**SET EXERCISE:** Copy out the material below in full, but not its images.

─── SUPPLIED DATA

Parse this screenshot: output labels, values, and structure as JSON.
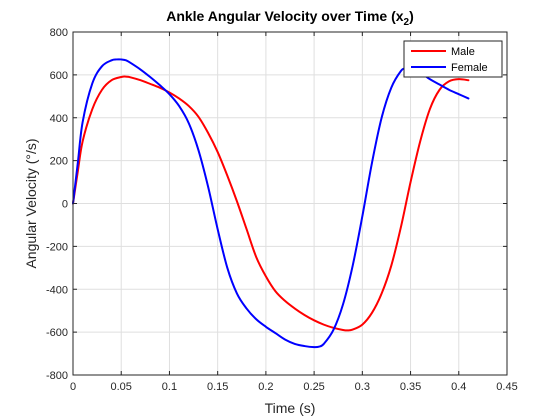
{
  "chart_data": {
    "type": "line",
    "title": "Ankle Angular Velocity over Time (x",
    "title_subscript": "2",
    "title_suffix": ")",
    "xlabel": "Time (s)",
    "ylabel": "Angular Velocity (°/s)",
    "xlim": [
      0,
      0.45
    ],
    "ylim": [
      -800,
      800
    ],
    "xticks": [
      0,
      0.05,
      0.1,
      0.15,
      0.2,
      0.25,
      0.3,
      0.35,
      0.4,
      0.45
    ],
    "xtick_labels": [
      "0",
      "0.05",
      "0.1",
      "0.15",
      "0.2",
      "0.25",
      "0.3",
      "0.35",
      "0.4",
      "0.45"
    ],
    "yticks": [
      -800,
      -600,
      -400,
      -200,
      0,
      200,
      400,
      600,
      800
    ],
    "ytick_labels": [
      "-800",
      "-600",
      "-400",
      "-200",
      "0",
      "200",
      "400",
      "600",
      "800"
    ],
    "grid": true,
    "legend_position": "top-right",
    "series": [
      {
        "name": "Male",
        "color": "#ff0000",
        "x": [
          0,
          0.005,
          0.01,
          0.02,
          0.03,
          0.04,
          0.05,
          0.055,
          0.06,
          0.07,
          0.08,
          0.09,
          0.1,
          0.11,
          0.12,
          0.13,
          0.14,
          0.15,
          0.16,
          0.17,
          0.18,
          0.19,
          0.2,
          0.21,
          0.22,
          0.23,
          0.24,
          0.25,
          0.26,
          0.27,
          0.28,
          0.285,
          0.29,
          0.3,
          0.31,
          0.32,
          0.33,
          0.34,
          0.35,
          0.36,
          0.37,
          0.38,
          0.39,
          0.4,
          0.41
        ],
        "y": [
          0,
          150,
          290,
          440,
          530,
          575,
          590,
          592,
          588,
          575,
          558,
          540,
          518,
          490,
          455,
          405,
          330,
          240,
          130,
          10,
          -120,
          -250,
          -340,
          -410,
          -455,
          -490,
          -520,
          -545,
          -565,
          -580,
          -590,
          -592,
          -588,
          -565,
          -510,
          -420,
          -290,
          -110,
          100,
          290,
          440,
          530,
          570,
          580,
          575
        ]
      },
      {
        "name": "Female",
        "color": "#0000ff",
        "x": [
          0,
          0.005,
          0.01,
          0.02,
          0.03,
          0.04,
          0.045,
          0.05,
          0.055,
          0.06,
          0.07,
          0.08,
          0.09,
          0.1,
          0.11,
          0.12,
          0.13,
          0.14,
          0.15,
          0.16,
          0.17,
          0.18,
          0.19,
          0.2,
          0.21,
          0.22,
          0.23,
          0.24,
          0.25,
          0.255,
          0.26,
          0.27,
          0.28,
          0.29,
          0.3,
          0.31,
          0.32,
          0.33,
          0.34,
          0.345,
          0.35,
          0.36,
          0.37,
          0.38,
          0.39,
          0.4,
          0.41
        ],
        "y": [
          0,
          190,
          380,
          560,
          640,
          668,
          672,
          672,
          668,
          655,
          625,
          590,
          552,
          510,
          455,
          375,
          250,
          80,
          -120,
          -300,
          -420,
          -490,
          -540,
          -575,
          -605,
          -635,
          -655,
          -665,
          -670,
          -668,
          -655,
          -590,
          -470,
          -290,
          -60,
          190,
          400,
          540,
          618,
          630,
          628,
          610,
          580,
          555,
          530,
          510,
          490
        ]
      }
    ]
  }
}
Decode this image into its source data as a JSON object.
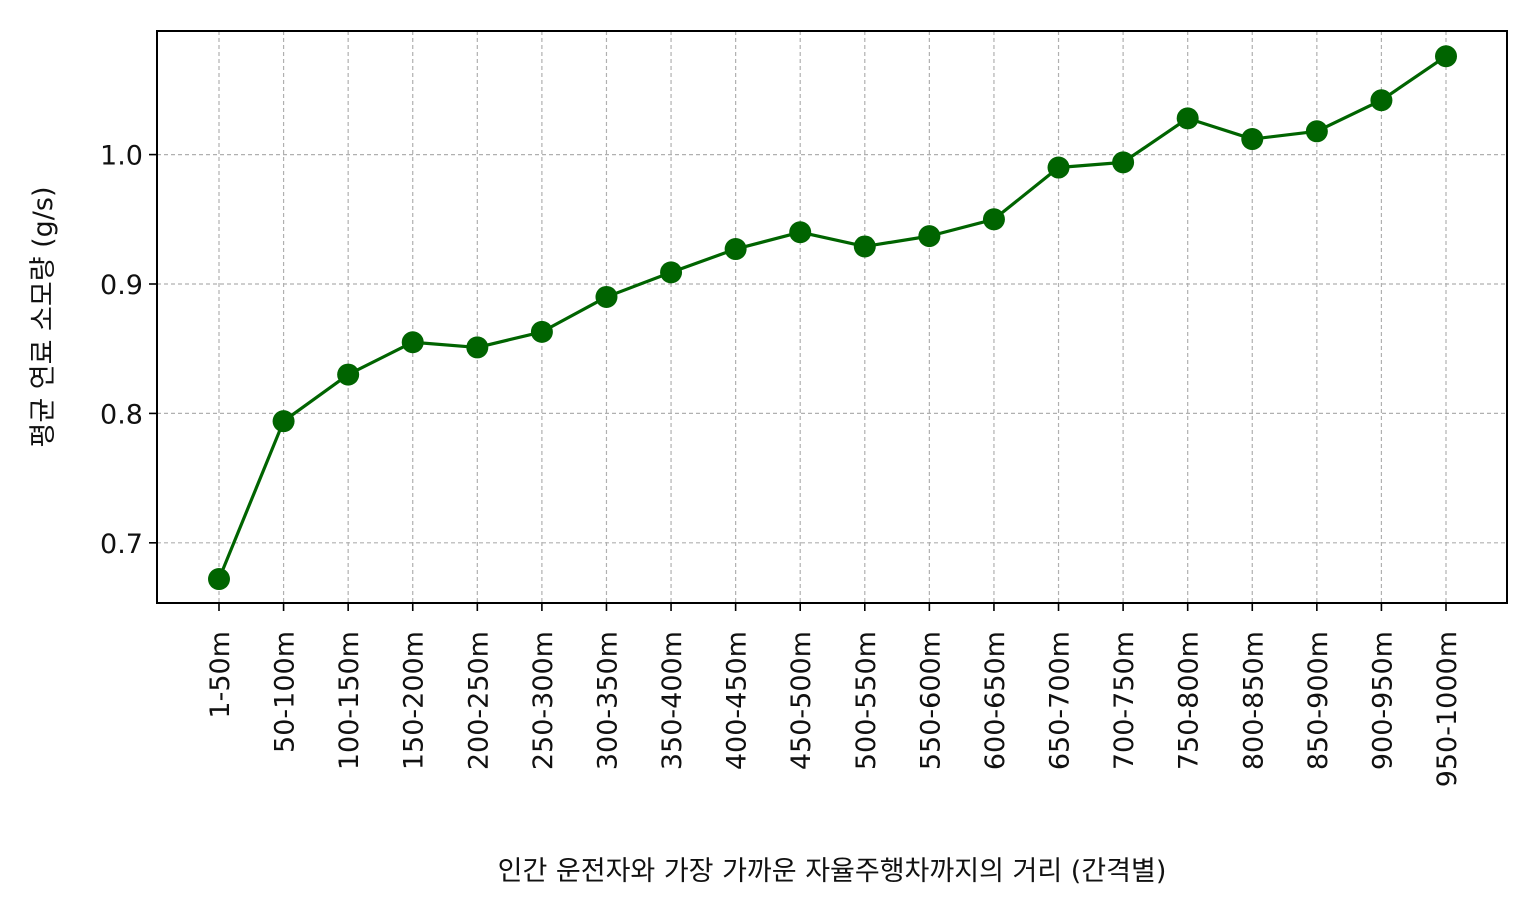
{
  "chart_data": {
    "type": "line",
    "xlabel": "인간 운전자와 가장 가까운 자율주행차까지의 거리 (간격별)",
    "ylabel": "평균 연료 소모량 (g/s)",
    "categories": [
      "1-50m",
      "50-100m",
      "100-150m",
      "150-200m",
      "200-250m",
      "250-300m",
      "300-350m",
      "350-400m",
      "400-450m",
      "450-500m",
      "500-550m",
      "550-600m",
      "600-650m",
      "650-700m",
      "700-750m",
      "750-800m",
      "800-850m",
      "850-900m",
      "900-950m",
      "950-1000m"
    ],
    "series": [
      {
        "values": [
          0.672,
          0.794,
          0.83,
          0.855,
          0.851,
          0.863,
          0.89,
          0.909,
          0.927,
          0.94,
          0.929,
          0.937,
          0.95,
          0.99,
          0.994,
          1.028,
          1.012,
          1.018,
          1.042,
          1.076
        ]
      }
    ],
    "yticks": [
      0.7,
      0.8,
      0.9,
      1.0
    ],
    "ytick_labels": [
      "0.7",
      "0.8",
      "0.9",
      "1.0"
    ],
    "ylim": [
      0.6535,
      1.0955
    ],
    "grid": true,
    "line_color": "#006400",
    "marker": "circle"
  }
}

──────

**OUTPUT OF THE EXERCISE:**
Parse this screenshot: output labels, values, and structure as JSON.
{
  "chart_data": {
    "type": "line",
    "title": "Ankle Angular Velocity over Time (x",
    "title_subscript": "2",
    "title_suffix": ")",
    "xlabel": "Time (s)",
    "ylabel": "Angular Velocity (°/s)",
    "xlim": [
      0,
      0.45
    ],
    "ylim": [
      -800,
      800
    ],
    "xticks": [
      0,
      0.05,
      0.1,
      0.15,
      0.2,
      0.25,
      0.3,
      0.35,
      0.4,
      0.45
    ],
    "xtick_labels": [
      "0",
      "0.05",
      "0.1",
      "0.15",
      "0.2",
      "0.25",
      "0.3",
      "0.35",
      "0.4",
      "0.45"
    ],
    "yticks": [
      -800,
      -600,
      -400,
      -200,
      0,
      200,
      400,
      600,
      800
    ],
    "ytick_labels": [
      "-800",
      "-600",
      "-400",
      "-200",
      "0",
      "200",
      "400",
      "600",
      "800"
    ],
    "grid": true,
    "legend_position": "top-right",
    "series": [
      {
        "name": "Male",
        "color": "#ff0000",
        "x": [
          0,
          0.005,
          0.01,
          0.02,
          0.03,
          0.04,
          0.05,
          0.055,
          0.06,
          0.07,
          0.08,
          0.09,
          0.1,
          0.11,
          0.12,
          0.13,
          0.14,
          0.15,
          0.16,
          0.17,
          0.18,
          0.19,
          0.2,
          0.21,
          0.22,
          0.23,
          0.24,
          0.25,
          0.26,
          0.27,
          0.28,
          0.285,
          0.29,
          0.3,
          0.31,
          0.32,
          0.33,
          0.34,
          0.35,
          0.36,
          0.37,
          0.38,
          0.39,
          0.4,
          0.41
        ],
        "y": [
          0,
          150,
          290,
          440,
          530,
          575,
          590,
          592,
          588,
          575,
          558,
          540,
          518,
          490,
          455,
          405,
          330,
          240,
          130,
          10,
          -120,
          -250,
          -340,
          -410,
          -455,
          -490,
          -520,
          -545,
          -565,
          -580,
          -590,
          -592,
          -588,
          -565,
          -510,
          -420,
          -290,
          -110,
          100,
          290,
          440,
          530,
          570,
          580,
          575
        ]
      },
      {
        "name": "Female",
        "color": "#0000ff",
        "x": [
          0,
          0.005,
          0.01,
          0.02,
          0.03,
          0.04,
          0.045,
          0.05,
          0.055,
          0.06,
          0.07,
          0.08,
          0.09,
          0.1,
          0.11,
          0.12,
          0.13,
          0.14,
          0.15,
          0.16,
          0.17,
          0.18,
          0.19,
          0.2,
          0.21,
          0.22,
          0.23,
          0.24,
          0.25,
          0.255,
          0.26,
          0.27,
          0.28,
          0.29,
          0.3,
          0.31,
          0.32,
          0.33,
          0.34,
          0.345,
          0.35,
          0.36,
          0.37,
          0.38,
          0.39,
          0.4,
          0.41
        ],
        "y": [
          0,
          190,
          380,
          560,
          640,
          668,
          672,
          672,
          668,
          655,
          625,
          590,
          552,
          510,
          455,
          375,
          250,
          80,
          -120,
          -300,
          -420,
          -490,
          -540,
          -575,
          -605,
          -635,
          -655,
          -665,
          -670,
          -668,
          -655,
          -590,
          -470,
          -290,
          -60,
          190,
          400,
          540,
          618,
          630,
          628,
          610,
          580,
          555,
          530,
          510,
          490
        ]
      }
    ]
  }
}
Decode this image into its source data as a JSON object.
{
  "chart_data": {
    "type": "line",
    "xlabel": "인간 운전자와 가장 가까운 자율주행차까지의 거리 (간격별)",
    "ylabel": "평균 연료 소모량 (g/s)",
    "categories": [
      "1-50m",
      "50-100m",
      "100-150m",
      "150-200m",
      "200-250m",
      "250-300m",
      "300-350m",
      "350-400m",
      "400-450m",
      "450-500m",
      "500-550m",
      "550-600m",
      "600-650m",
      "650-700m",
      "700-750m",
      "750-800m",
      "800-850m",
      "850-900m",
      "900-950m",
      "950-1000m"
    ],
    "series": [
      {
        "values": [
          0.672,
          0.794,
          0.83,
          0.855,
          0.851,
          0.863,
          0.89,
          0.909,
          0.927,
          0.94,
          0.929,
          0.937,
          0.95,
          0.99,
          0.994,
          1.028,
          1.012,
          1.018,
          1.042,
          1.076
        ]
      }
    ],
    "yticks": [
      0.7,
      0.8,
      0.9,
      1.0
    ],
    "ytick_labels": [
      "0.7",
      "0.8",
      "0.9",
      "1.0"
    ],
    "ylim": [
      0.6535,
      1.0955
    ],
    "grid": true,
    "line_color": "#006400",
    "marker": "circle"
  }
}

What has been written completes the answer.